# Travail à faire
a. Dans le récit sur l'église de Chiquinquira, qu'est-ce qui recouvre l'autel ?
b. Traduisez en anglais cette phrase du récit sur l'église de Chiquinquira : « L'église de Chiquinquira est bâtie sur un plan régulier : l'intérieur en est fort simple. »
c. Poursuivez le récit sur l'église de Chiquinquira à partir de sa dernière phrase.

# Extrait du document
______
Notre-Dame-de-Lorette de la Colombie

notre-fame de lorette de la colombie

« . . . . . . L’église de Chiquinquira est bâtie sur un plan régulier : l’intérieur en est fort simple. Je m’étais imaginé que j’y verrais entassés les trésors des rois et des peuples ; je n’y trouvai que quelques lames d’argent qui recouvrent l’autel ; celui-ci était garni de fleurs, et des cassolettes exhalaient des parfums qui embaumaient toute l’église. L’image de la Vierge est placée derrière deux rideaux de soie brochée d’or.

» Un sacristain me les ouvrit en tremblant, et je vis bien à mon aise l’image sacrée ; c’est une toile peinte où l’on a, sans talent, représenté une femme debout : on voit à ses côtés saint Antoine et saint André. L’image que l’on montre aujourd’hui est neuve : par un miracle tout divin, on l’a trouvée à la place d’une autre peinture qui commençait à tomber en lambeaux.
______
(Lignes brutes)
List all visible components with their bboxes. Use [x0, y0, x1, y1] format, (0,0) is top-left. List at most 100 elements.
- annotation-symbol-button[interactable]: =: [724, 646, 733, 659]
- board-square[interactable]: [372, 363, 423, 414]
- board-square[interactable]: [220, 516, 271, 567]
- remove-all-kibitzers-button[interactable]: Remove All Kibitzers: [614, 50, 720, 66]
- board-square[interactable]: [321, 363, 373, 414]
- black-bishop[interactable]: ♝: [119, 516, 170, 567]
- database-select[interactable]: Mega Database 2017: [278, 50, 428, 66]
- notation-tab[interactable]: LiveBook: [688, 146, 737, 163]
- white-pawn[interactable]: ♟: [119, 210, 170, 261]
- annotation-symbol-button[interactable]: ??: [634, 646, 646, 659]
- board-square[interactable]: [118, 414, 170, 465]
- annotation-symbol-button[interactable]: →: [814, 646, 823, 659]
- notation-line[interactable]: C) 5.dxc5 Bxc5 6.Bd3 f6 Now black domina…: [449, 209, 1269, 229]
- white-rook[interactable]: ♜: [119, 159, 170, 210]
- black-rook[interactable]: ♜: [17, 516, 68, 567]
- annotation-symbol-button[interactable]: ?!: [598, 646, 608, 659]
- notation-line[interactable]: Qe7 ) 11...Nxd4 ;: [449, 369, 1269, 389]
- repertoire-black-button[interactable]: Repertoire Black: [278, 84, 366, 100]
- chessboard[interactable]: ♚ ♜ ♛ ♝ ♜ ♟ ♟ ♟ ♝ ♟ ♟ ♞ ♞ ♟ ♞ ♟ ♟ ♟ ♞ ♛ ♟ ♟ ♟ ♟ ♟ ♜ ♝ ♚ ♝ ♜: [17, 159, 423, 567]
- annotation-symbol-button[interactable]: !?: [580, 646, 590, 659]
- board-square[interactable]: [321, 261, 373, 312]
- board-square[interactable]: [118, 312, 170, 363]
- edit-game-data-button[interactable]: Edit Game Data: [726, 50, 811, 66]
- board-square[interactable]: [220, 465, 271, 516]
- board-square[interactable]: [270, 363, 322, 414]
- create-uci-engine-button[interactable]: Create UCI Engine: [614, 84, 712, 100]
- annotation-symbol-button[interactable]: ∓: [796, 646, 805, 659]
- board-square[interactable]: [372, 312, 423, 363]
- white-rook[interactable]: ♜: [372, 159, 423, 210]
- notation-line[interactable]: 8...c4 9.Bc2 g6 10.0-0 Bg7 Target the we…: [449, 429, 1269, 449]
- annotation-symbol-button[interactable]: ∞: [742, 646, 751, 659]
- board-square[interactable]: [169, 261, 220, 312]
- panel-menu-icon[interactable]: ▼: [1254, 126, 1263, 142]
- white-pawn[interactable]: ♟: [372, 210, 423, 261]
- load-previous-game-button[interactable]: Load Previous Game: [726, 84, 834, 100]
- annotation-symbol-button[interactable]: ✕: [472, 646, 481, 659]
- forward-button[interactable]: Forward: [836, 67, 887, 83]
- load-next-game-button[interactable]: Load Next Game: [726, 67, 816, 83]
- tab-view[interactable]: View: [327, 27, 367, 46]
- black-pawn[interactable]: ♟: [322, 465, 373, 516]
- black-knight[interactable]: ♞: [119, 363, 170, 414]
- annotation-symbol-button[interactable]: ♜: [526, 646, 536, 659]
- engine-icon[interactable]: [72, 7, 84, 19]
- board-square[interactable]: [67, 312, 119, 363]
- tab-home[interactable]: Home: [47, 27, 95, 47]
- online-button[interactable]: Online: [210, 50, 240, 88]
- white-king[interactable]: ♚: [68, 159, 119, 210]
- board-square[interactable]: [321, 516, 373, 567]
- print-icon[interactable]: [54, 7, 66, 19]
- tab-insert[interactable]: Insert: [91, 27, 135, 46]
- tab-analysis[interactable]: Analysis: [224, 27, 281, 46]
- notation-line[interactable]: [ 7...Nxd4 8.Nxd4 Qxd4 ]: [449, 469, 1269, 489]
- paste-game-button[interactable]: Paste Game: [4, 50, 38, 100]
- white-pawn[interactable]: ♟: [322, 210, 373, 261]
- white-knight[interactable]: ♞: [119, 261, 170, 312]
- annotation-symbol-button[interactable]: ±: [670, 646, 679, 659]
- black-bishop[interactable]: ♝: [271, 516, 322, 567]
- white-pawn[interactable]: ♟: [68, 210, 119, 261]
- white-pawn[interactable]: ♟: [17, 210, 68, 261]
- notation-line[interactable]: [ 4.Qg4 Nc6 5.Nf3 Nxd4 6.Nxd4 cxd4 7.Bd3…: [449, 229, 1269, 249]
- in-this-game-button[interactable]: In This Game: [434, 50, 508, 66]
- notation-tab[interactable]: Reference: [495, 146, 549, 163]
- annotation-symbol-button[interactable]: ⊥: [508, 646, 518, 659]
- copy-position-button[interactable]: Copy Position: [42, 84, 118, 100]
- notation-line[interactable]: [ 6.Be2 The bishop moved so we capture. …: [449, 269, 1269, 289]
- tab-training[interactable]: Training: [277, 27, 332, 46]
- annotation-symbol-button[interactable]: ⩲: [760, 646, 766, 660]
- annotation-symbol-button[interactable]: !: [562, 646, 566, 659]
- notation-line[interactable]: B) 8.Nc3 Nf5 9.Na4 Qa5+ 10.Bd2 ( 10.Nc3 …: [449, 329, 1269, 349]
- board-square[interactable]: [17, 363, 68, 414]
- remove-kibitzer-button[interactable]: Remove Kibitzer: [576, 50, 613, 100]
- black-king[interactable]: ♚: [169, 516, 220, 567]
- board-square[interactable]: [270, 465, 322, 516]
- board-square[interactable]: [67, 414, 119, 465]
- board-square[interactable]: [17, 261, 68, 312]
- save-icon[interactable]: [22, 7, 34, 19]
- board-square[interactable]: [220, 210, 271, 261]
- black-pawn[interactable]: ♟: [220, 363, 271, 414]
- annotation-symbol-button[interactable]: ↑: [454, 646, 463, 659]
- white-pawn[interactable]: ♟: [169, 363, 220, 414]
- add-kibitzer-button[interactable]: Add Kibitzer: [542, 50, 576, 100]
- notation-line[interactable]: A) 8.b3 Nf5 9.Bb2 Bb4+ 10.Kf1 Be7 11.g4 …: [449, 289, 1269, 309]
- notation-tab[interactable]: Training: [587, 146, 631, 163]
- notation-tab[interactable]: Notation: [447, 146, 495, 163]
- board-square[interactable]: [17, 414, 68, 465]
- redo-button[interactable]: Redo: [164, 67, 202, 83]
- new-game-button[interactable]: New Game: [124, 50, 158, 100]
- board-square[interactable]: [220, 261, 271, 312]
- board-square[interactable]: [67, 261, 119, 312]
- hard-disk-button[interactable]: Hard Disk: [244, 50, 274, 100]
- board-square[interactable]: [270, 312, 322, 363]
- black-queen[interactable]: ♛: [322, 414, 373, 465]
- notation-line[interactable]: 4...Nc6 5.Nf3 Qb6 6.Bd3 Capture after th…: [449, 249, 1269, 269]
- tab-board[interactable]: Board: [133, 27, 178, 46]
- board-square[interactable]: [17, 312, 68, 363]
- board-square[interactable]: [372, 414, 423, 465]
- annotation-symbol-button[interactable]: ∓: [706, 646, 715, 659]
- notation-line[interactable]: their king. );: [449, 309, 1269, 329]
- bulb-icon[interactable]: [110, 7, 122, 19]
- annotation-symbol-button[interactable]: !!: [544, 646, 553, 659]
______
# Résultats des exercices
a. Quelques lames d'argent.

b. The church of Chiquinquira is built on a regular plan: its interior is very simple.

c.
» Aumônes, offrandes, dons, tout arrive en abondance, depuis décembre jusqu’en avril, dans la caisse des dominicains chargés de ce précieux dépôt. De nombreux ex voto ne pendent pas, comme dans nos églises, à la voute du temple ; de riches étoffes n’encombrent pas, comme à la Mecque, le sanctuaire ; les offrandes se renferment dans des coffres, qui doivent se remplir en bien peu de temps, puisqu’il ne se dit pas de messe au-dessous de six piastres, et que les habitans riches qui accourent de Popayan et de Giron pour remercier la Vierge de la guérison d’un fils, donnent quelquefois plus de cent piastres.

» Les pontifes de ce temple mènent une vie fort heureuse dans le couvent qu’ils ont bâti tout près de l’église ; ils sont douze ou quatorze à la fois ; on les remplace par semestre ; ils ne sont pas oisifs néanmoins au milieu de tant de richesses ; l’administration des fonds que la piété verse dans leurs mains exige beaucoup de soins : on les emploie avec sagesse ; on en destine une partie à agrandir le couvent, à décorer l’église, et surtout à étendre les revenus déjà considérables de trois fermes qui appartiennent à la vierge de Chiquinquira. L’attachement que les dominicains montrent pour cette précieuse relique est donc bien naturel, et on ne peut les blâmer d’avoir refusé les offres que le clergé séculier de Bogota leur a faites de l’affermer pour quarante mille piastres.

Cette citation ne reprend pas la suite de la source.